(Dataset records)
>>>

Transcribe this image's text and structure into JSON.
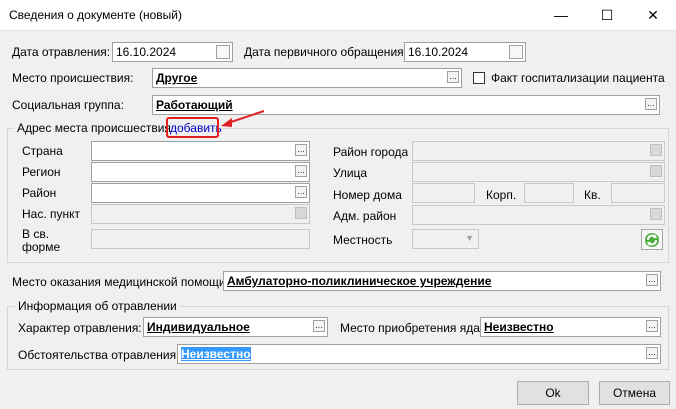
{
  "window": {
    "title": "Сведения о документе (новый)",
    "minimize_glyph": "—",
    "maximize_glyph": "☐",
    "close_glyph": "✕"
  },
  "poisoning_date": {
    "label": "Дата отравления:",
    "value": "16.10.2024"
  },
  "first_visit_date": {
    "label": "Дата первичного обращения:",
    "value": "16.10.2024"
  },
  "incident_place": {
    "label": "Место происшествия:",
    "value": "Другое"
  },
  "hospitalization": {
    "label": "Факт госпитализации пациента",
    "checked": false
  },
  "social_group": {
    "label": "Социальная группа:",
    "value": "Работающий"
  },
  "address": {
    "group_title": "Адрес места происшествия",
    "add_link": "добавить",
    "country_label": "Страна",
    "region_label": "Регион",
    "district_label": "Район",
    "settlement_label": "Нас. пункт",
    "in_form_label": "В св. форме",
    "city_district_label": "Район города",
    "street_label": "Улица",
    "house_label": "Номер дома",
    "building_label": "Корп.",
    "apartment_label": "Кв.",
    "admin_district_label": "Адм. район",
    "locality_label": "Местность"
  },
  "care_place": {
    "label": "Место оказания медицинской помощи:",
    "value": "Амбулаторно-поликлиническое учреждение"
  },
  "poisoning_info": {
    "group_title": "Информация об отравлении",
    "nature_label": "Характер отравления:",
    "nature_value": "Индивидуальное",
    "poison_source_label": "Место приобретения яда:",
    "poison_source_value": "Неизвестно",
    "circumstances_label": "Обстоятельства отравления:",
    "circumstances_value": "Неизвестно"
  },
  "buttons": {
    "ok": "Ok",
    "cancel": "Отмена"
  },
  "colors": {
    "annotation_red": "#e02020",
    "link_blue": "#0000cc",
    "selection_blue": "#3399ff"
  }
}
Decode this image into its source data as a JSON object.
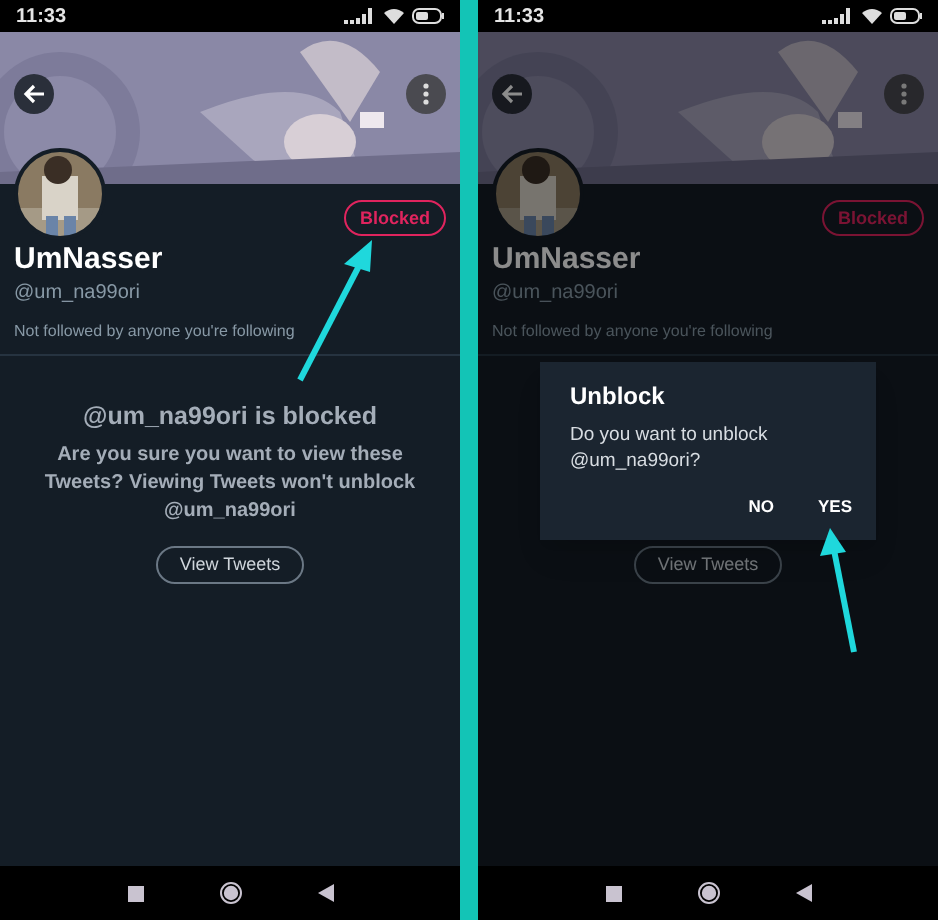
{
  "screens": [
    {
      "status_time": "11:33",
      "profile": {
        "name": "UmNasser",
        "handle": "@um_na99ori",
        "follow_note": "Not followed by anyone you're following",
        "blocked_label": "Blocked"
      },
      "blocked_notice": {
        "title": "@um_na99ori is blocked",
        "message": "Are you sure you want to view these Tweets? Viewing Tweets won't unblock @um_na99ori",
        "button": "View Tweets"
      }
    },
    {
      "status_time": "11:33",
      "profile": {
        "name": "UmNasser",
        "handle": "@um_na99ori",
        "follow_note": "Not followed by anyone you're following",
        "blocked_label": "Blocked"
      },
      "blocked_notice": {
        "button": "View Tweets"
      },
      "dialog": {
        "title": "Unblock",
        "message": "Do you want to unblock @um_na99ori?",
        "buttons": [
          "NO",
          "YES"
        ]
      }
    }
  ]
}
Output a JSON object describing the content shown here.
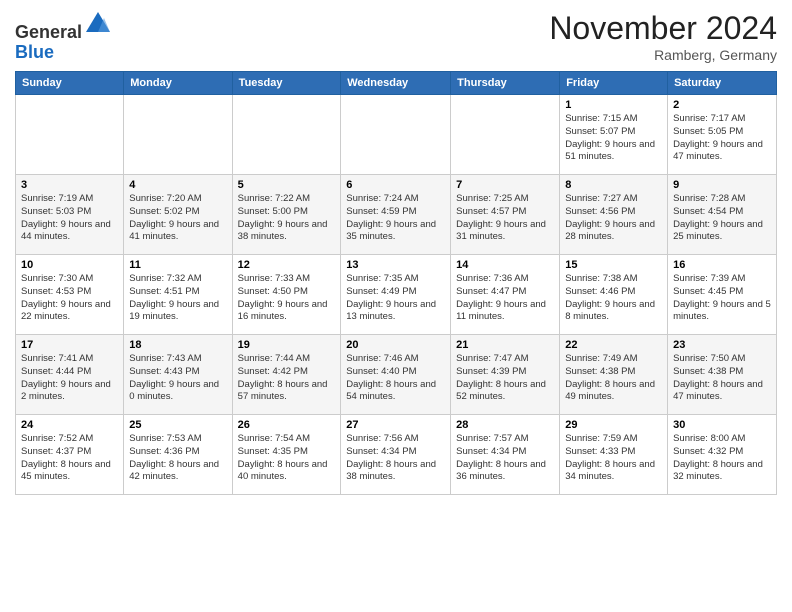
{
  "logo": {
    "line1": "General",
    "line2": "Blue"
  },
  "title": "November 2024",
  "location": "Ramberg, Germany",
  "days_of_week": [
    "Sunday",
    "Monday",
    "Tuesday",
    "Wednesday",
    "Thursday",
    "Friday",
    "Saturday"
  ],
  "weeks": [
    [
      {
        "day": "",
        "info": ""
      },
      {
        "day": "",
        "info": ""
      },
      {
        "day": "",
        "info": ""
      },
      {
        "day": "",
        "info": ""
      },
      {
        "day": "",
        "info": ""
      },
      {
        "day": "1",
        "info": "Sunrise: 7:15 AM\nSunset: 5:07 PM\nDaylight: 9 hours and 51 minutes."
      },
      {
        "day": "2",
        "info": "Sunrise: 7:17 AM\nSunset: 5:05 PM\nDaylight: 9 hours and 47 minutes."
      }
    ],
    [
      {
        "day": "3",
        "info": "Sunrise: 7:19 AM\nSunset: 5:03 PM\nDaylight: 9 hours and 44 minutes."
      },
      {
        "day": "4",
        "info": "Sunrise: 7:20 AM\nSunset: 5:02 PM\nDaylight: 9 hours and 41 minutes."
      },
      {
        "day": "5",
        "info": "Sunrise: 7:22 AM\nSunset: 5:00 PM\nDaylight: 9 hours and 38 minutes."
      },
      {
        "day": "6",
        "info": "Sunrise: 7:24 AM\nSunset: 4:59 PM\nDaylight: 9 hours and 35 minutes."
      },
      {
        "day": "7",
        "info": "Sunrise: 7:25 AM\nSunset: 4:57 PM\nDaylight: 9 hours and 31 minutes."
      },
      {
        "day": "8",
        "info": "Sunrise: 7:27 AM\nSunset: 4:56 PM\nDaylight: 9 hours and 28 minutes."
      },
      {
        "day": "9",
        "info": "Sunrise: 7:28 AM\nSunset: 4:54 PM\nDaylight: 9 hours and 25 minutes."
      }
    ],
    [
      {
        "day": "10",
        "info": "Sunrise: 7:30 AM\nSunset: 4:53 PM\nDaylight: 9 hours and 22 minutes."
      },
      {
        "day": "11",
        "info": "Sunrise: 7:32 AM\nSunset: 4:51 PM\nDaylight: 9 hours and 19 minutes."
      },
      {
        "day": "12",
        "info": "Sunrise: 7:33 AM\nSunset: 4:50 PM\nDaylight: 9 hours and 16 minutes."
      },
      {
        "day": "13",
        "info": "Sunrise: 7:35 AM\nSunset: 4:49 PM\nDaylight: 9 hours and 13 minutes."
      },
      {
        "day": "14",
        "info": "Sunrise: 7:36 AM\nSunset: 4:47 PM\nDaylight: 9 hours and 11 minutes."
      },
      {
        "day": "15",
        "info": "Sunrise: 7:38 AM\nSunset: 4:46 PM\nDaylight: 9 hours and 8 minutes."
      },
      {
        "day": "16",
        "info": "Sunrise: 7:39 AM\nSunset: 4:45 PM\nDaylight: 9 hours and 5 minutes."
      }
    ],
    [
      {
        "day": "17",
        "info": "Sunrise: 7:41 AM\nSunset: 4:44 PM\nDaylight: 9 hours and 2 minutes."
      },
      {
        "day": "18",
        "info": "Sunrise: 7:43 AM\nSunset: 4:43 PM\nDaylight: 9 hours and 0 minutes."
      },
      {
        "day": "19",
        "info": "Sunrise: 7:44 AM\nSunset: 4:42 PM\nDaylight: 8 hours and 57 minutes."
      },
      {
        "day": "20",
        "info": "Sunrise: 7:46 AM\nSunset: 4:40 PM\nDaylight: 8 hours and 54 minutes."
      },
      {
        "day": "21",
        "info": "Sunrise: 7:47 AM\nSunset: 4:39 PM\nDaylight: 8 hours and 52 minutes."
      },
      {
        "day": "22",
        "info": "Sunrise: 7:49 AM\nSunset: 4:38 PM\nDaylight: 8 hours and 49 minutes."
      },
      {
        "day": "23",
        "info": "Sunrise: 7:50 AM\nSunset: 4:38 PM\nDaylight: 8 hours and 47 minutes."
      }
    ],
    [
      {
        "day": "24",
        "info": "Sunrise: 7:52 AM\nSunset: 4:37 PM\nDaylight: 8 hours and 45 minutes."
      },
      {
        "day": "25",
        "info": "Sunrise: 7:53 AM\nSunset: 4:36 PM\nDaylight: 8 hours and 42 minutes."
      },
      {
        "day": "26",
        "info": "Sunrise: 7:54 AM\nSunset: 4:35 PM\nDaylight: 8 hours and 40 minutes."
      },
      {
        "day": "27",
        "info": "Sunrise: 7:56 AM\nSunset: 4:34 PM\nDaylight: 8 hours and 38 minutes."
      },
      {
        "day": "28",
        "info": "Sunrise: 7:57 AM\nSunset: 4:34 PM\nDaylight: 8 hours and 36 minutes."
      },
      {
        "day": "29",
        "info": "Sunrise: 7:59 AM\nSunset: 4:33 PM\nDaylight: 8 hours and 34 minutes."
      },
      {
        "day": "30",
        "info": "Sunrise: 8:00 AM\nSunset: 4:32 PM\nDaylight: 8 hours and 32 minutes."
      }
    ]
  ]
}
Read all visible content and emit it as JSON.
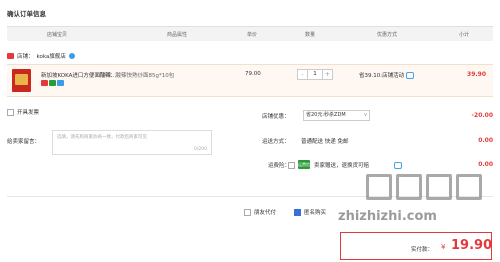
{
  "page_title": "确认订单信息",
  "header": {
    "store": "店铺宝贝",
    "attr": "商品属性",
    "price": "单价",
    "qty": "数量",
    "promo": "优惠方式",
    "subtotal": "小计"
  },
  "shop": {
    "label": "店铺：",
    "name": "koka旗舰店"
  },
  "item": {
    "name": "新加坡KOKA进口方便面酸辣…",
    "spec": "口味：酸辣快熟炒面85g*10包",
    "price": "79.00",
    "quantity": "1",
    "qty_minus": "-",
    "qty_plus": "+",
    "promo": "省39.10:店铺活动",
    "subtotal": "39.90"
  },
  "invoice": {
    "label": "开具发票"
  },
  "message": {
    "label": "给卖家留言：",
    "placeholder": "选填，请先和商家协商一致，付款后商家可见",
    "count": "0/200"
  },
  "coupon": {
    "label": "店铺优惠：",
    "selected": "省20元:秒杀ZDM",
    "amount": "-20.00"
  },
  "shipping": {
    "label": "运送方式：",
    "value": "普通配送 快递 免邮",
    "amount": "0.00"
  },
  "insurance": {
    "label": "运费险：",
    "tag": "运费险",
    "text": "卖家赠送，退换货可赔",
    "amount": "0.00"
  },
  "options": {
    "friend_pay": "朋友代付",
    "anonymous": "匿名购买"
  },
  "total": {
    "label": "实付款：",
    "currency": "¥",
    "value": "19.90"
  },
  "watermark": "zhizhizhi.com",
  "colors": {
    "accent": "#e4393c",
    "blue": "#3a6fd8",
    "badge_green": "#2a9a3a"
  }
}
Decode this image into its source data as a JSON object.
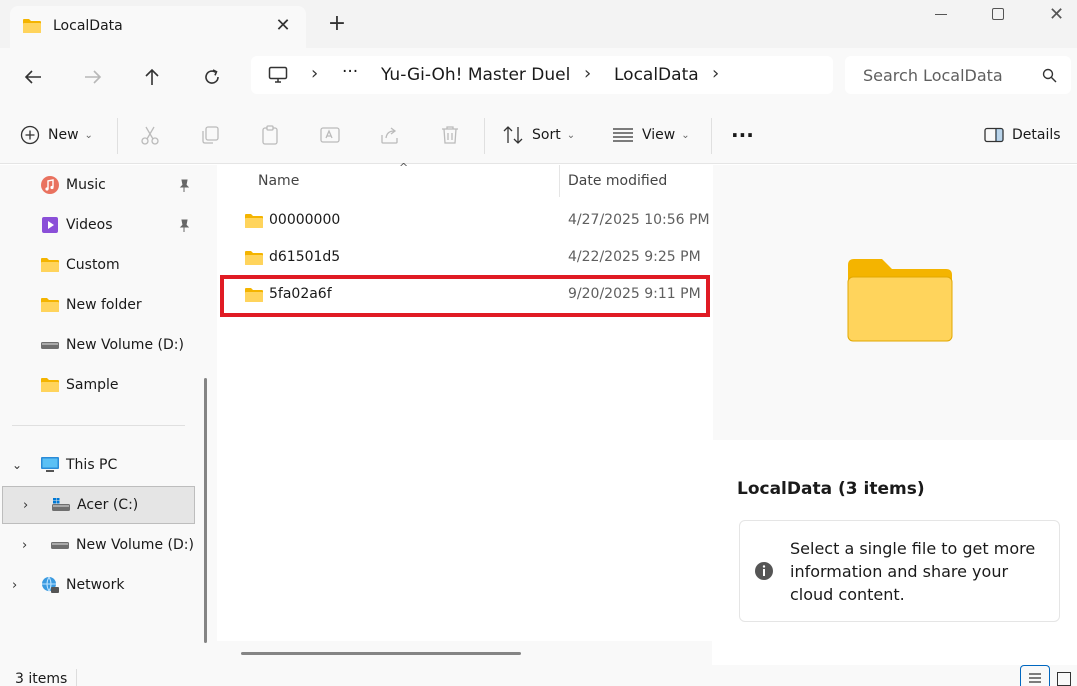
{
  "tab": {
    "title": "LocalData"
  },
  "address": {
    "ellipsis": "···",
    "crumbs": [
      "Yu-Gi-Oh!  Master Duel",
      "LocalData"
    ]
  },
  "search": {
    "placeholder": "Search LocalData"
  },
  "toolbar": {
    "new_label": "New",
    "sort_label": "Sort",
    "view_label": "View",
    "more_label": "···",
    "details_label": "Details"
  },
  "sidebar": {
    "items": [
      {
        "label": "Music",
        "icon": "music-icon"
      },
      {
        "label": "Videos",
        "icon": "videos-icon"
      },
      {
        "label": "Custom",
        "icon": "folder-icon"
      },
      {
        "label": "New folder",
        "icon": "folder-icon"
      },
      {
        "label": "New Volume (D:)",
        "icon": "drive-icon"
      },
      {
        "label": "Sample",
        "icon": "folder-icon"
      },
      {
        "label": "This PC",
        "icon": "pc-icon"
      },
      {
        "label": "Acer (C:)",
        "icon": "windows-drive-icon"
      },
      {
        "label": "New Volume (D:)",
        "icon": "drive-icon"
      },
      {
        "label": "Network",
        "icon": "network-icon"
      }
    ]
  },
  "columns": {
    "name": "Name",
    "date": "Date modified"
  },
  "files": [
    {
      "name": "00000000",
      "date": "4/27/2025 10:56 PM"
    },
    {
      "name": "d61501d5",
      "date": "4/22/2025 9:25 PM"
    },
    {
      "name": "5fa02a6f",
      "date": "9/20/2025 9:11 PM"
    }
  ],
  "details": {
    "title": "LocalData (3 items)",
    "message": "Select a single file to get more information and share your cloud content."
  },
  "status": {
    "count": "3 items"
  },
  "colors": {
    "accent": "#0067c0",
    "highlight": "#e01b24",
    "folder": "#ffc83d"
  }
}
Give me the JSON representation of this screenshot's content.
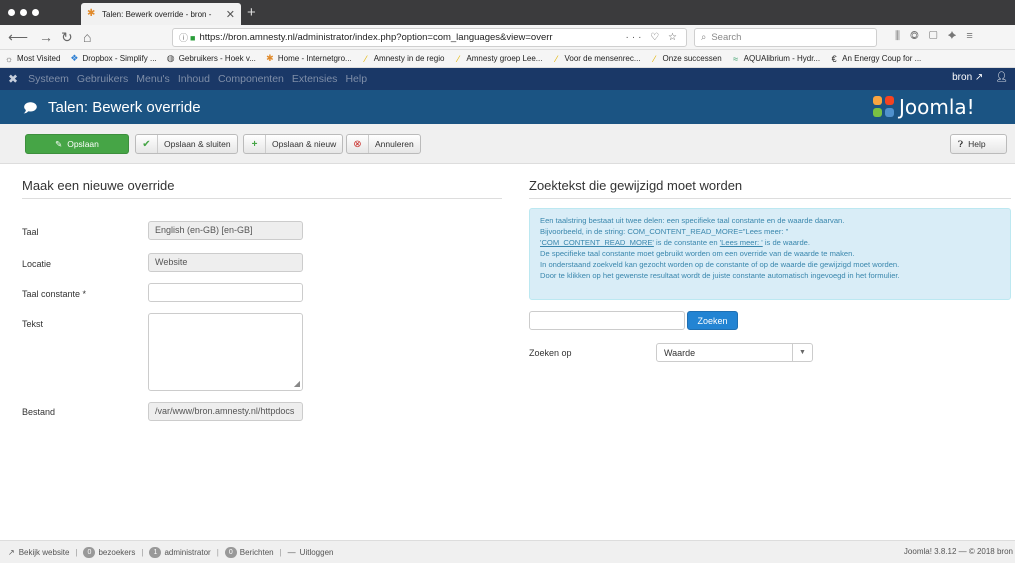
{
  "browser": {
    "tab_title": "Talen: Bewerk override - bron -",
    "url": "https://bron.amnesty.nl/administrator/index.php?option=com_languages&view=overr",
    "url_actions": "··· ♡ ☆",
    "search_placeholder": "Search",
    "bookmarks": [
      {
        "icon": "gear-icon",
        "glyph": "☼",
        "color": "#555",
        "label": "Most Visited"
      },
      {
        "icon": "dropbox-icon",
        "glyph": "❖",
        "color": "#2d7fd3",
        "label": "Dropbox - Simplify ..."
      },
      {
        "icon": "globe-icon",
        "glyph": "◍",
        "color": "#444",
        "label": "Gebruikers - Hoek v..."
      },
      {
        "icon": "joomla-icon",
        "glyph": "✱",
        "color": "#e08a2b",
        "label": "Home - Internetgro..."
      },
      {
        "icon": "amnesty-candle-icon",
        "glyph": "⁄",
        "color": "#e2b400",
        "label": "Amnesty in de regio"
      },
      {
        "icon": "amnesty-candle-icon",
        "glyph": "⁄",
        "color": "#e2b400",
        "label": "Amnesty groep Lee..."
      },
      {
        "icon": "amnesty-candle-icon",
        "glyph": "⁄",
        "color": "#e2b400",
        "label": "Voor de mensenrec..."
      },
      {
        "icon": "amnesty-candle-icon",
        "glyph": "⁄",
        "color": "#e2b400",
        "label": "Onze successen"
      },
      {
        "icon": "aqua-icon",
        "glyph": "≈",
        "color": "#3aa16b",
        "label": "AQUAlibrium - Hydr..."
      },
      {
        "icon": "energy-icon",
        "glyph": "€",
        "color": "#222",
        "label": "An Energy Coup for ..."
      }
    ]
  },
  "admin_menu": {
    "items": [
      "Systeem",
      "Gebruikers",
      "Menu's",
      "Inhoud",
      "Componenten",
      "Extensies",
      "Help"
    ],
    "site_link": "bron ↗",
    "user_icon": "user-icon"
  },
  "header": {
    "title": "Talen: Bewerk override",
    "logo_text": "Joomla!",
    "icon": "speech-bubble-icon"
  },
  "toolbar": {
    "save": "Opslaan",
    "save_close": "Opslaan & sluiten",
    "save_new": "Opslaan & nieuw",
    "cancel": "Annuleren",
    "help": "Help"
  },
  "left": {
    "title": "Maak een nieuwe override",
    "language_label": "Taal",
    "language_value": "English (en-GB) [en-GB]",
    "location_label": "Locatie",
    "location_value": "Website",
    "constant_label": "Taal constante *",
    "constant_value": "",
    "text_label": "Tekst",
    "file_label": "Bestand",
    "file_value": "/var/www/bron.amnesty.nl/httpdocs"
  },
  "right": {
    "title": "Zoektekst die gewijzigd moet worden",
    "info": {
      "line1": "Een taalstring bestaat uit twee delen: een specifieke taal constante en de waarde daarvan.",
      "line2": "Bijvoorbeeld, in de string: COM_CONTENT_READ_MORE=\"Lees meer: \"",
      "line3_a": "'COM_CONTENT_READ_MORE'",
      "line3_b": " is de constante en ",
      "line3_c": "'Lees meer: '",
      "line3_d": " is de waarde.",
      "line4": "De specifieke taal constante moet gebruikt worden om een override van de waarde te maken.",
      "line5": "In onderstaand zoekveld kan gezocht worden op de constante of op de waarde die gewijzigd moet worden.",
      "line6": "Door te klikken op het gewenste resultaat wordt de juiste constante automatisch ingevoegd in het formulier."
    },
    "search_button": "Zoeken",
    "search_on_label": "Zoeken op",
    "search_on_value": "Waarde"
  },
  "status": {
    "view_site": "Bekijk website",
    "visitors_count": "0",
    "visitors_label": "bezoekers",
    "admin_count": "1",
    "admin_label": "administrator",
    "messages_count": "0",
    "messages_label": "Berichten",
    "logout": "Uitloggen",
    "version": "Joomla! 3.8.12 — © 2018 bron"
  },
  "colors": {
    "admin_bar": "#1a3867",
    "header_bar": "#1b5483",
    "save_green": "#46a546",
    "info_bg": "#d9edf7",
    "primary_blue": "#2384d3"
  }
}
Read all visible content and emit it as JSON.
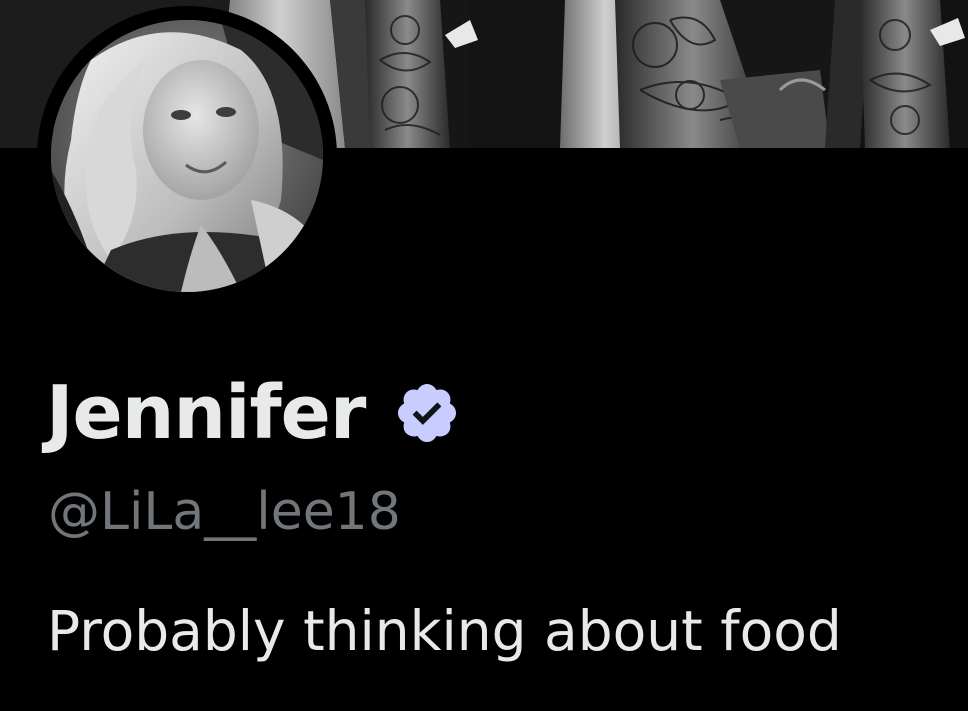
{
  "profile": {
    "display_name": "Jennifer",
    "handle": "@LiLa__lee18",
    "bio": "Probably thinking about food",
    "verified": true,
    "badge_color": "#c9ccff"
  },
  "banner": {
    "description_icon": "tattoo-banner-image"
  },
  "avatar": {
    "description_icon": "profile-photo"
  }
}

<<<

Task to carry out: Go through the entries above and pull out each line with "Bewerk" in it.

The output:
    "tab_title": "Talen: Bewerk override - bron -",
    "title": "Talen: Bewerk override",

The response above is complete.